**Extracted data**
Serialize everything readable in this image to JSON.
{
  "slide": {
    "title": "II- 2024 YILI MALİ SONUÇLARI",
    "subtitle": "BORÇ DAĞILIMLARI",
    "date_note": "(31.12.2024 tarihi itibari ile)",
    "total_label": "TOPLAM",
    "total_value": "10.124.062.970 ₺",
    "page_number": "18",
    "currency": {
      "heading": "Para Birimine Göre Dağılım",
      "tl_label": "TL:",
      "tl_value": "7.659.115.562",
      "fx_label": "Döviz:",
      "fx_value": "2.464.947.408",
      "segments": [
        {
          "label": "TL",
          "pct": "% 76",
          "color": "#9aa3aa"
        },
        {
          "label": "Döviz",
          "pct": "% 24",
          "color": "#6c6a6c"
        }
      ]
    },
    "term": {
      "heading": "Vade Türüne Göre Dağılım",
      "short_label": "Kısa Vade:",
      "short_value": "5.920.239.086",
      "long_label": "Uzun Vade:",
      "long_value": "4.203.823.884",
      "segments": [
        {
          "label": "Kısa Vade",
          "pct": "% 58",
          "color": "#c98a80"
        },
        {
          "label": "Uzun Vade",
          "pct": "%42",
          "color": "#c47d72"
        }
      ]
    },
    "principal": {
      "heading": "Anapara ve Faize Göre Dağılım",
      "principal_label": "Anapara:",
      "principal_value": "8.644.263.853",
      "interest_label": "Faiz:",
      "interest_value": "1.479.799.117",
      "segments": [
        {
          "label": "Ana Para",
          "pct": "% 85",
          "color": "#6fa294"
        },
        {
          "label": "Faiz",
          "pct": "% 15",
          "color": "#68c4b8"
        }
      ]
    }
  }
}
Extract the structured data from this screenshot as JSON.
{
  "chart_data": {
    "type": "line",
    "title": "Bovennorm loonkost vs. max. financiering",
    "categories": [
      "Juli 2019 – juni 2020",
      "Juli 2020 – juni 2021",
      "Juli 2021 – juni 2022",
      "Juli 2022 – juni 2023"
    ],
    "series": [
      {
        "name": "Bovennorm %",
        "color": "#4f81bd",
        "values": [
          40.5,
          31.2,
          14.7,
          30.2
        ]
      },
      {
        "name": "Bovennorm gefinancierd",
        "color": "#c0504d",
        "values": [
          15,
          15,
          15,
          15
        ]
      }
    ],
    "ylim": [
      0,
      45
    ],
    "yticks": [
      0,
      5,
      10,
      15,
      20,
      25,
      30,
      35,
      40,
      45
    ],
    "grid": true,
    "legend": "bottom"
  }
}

**Direction**
State the number of lines holding the word "this" in the listing. Add nothing else.

**Solution below**
2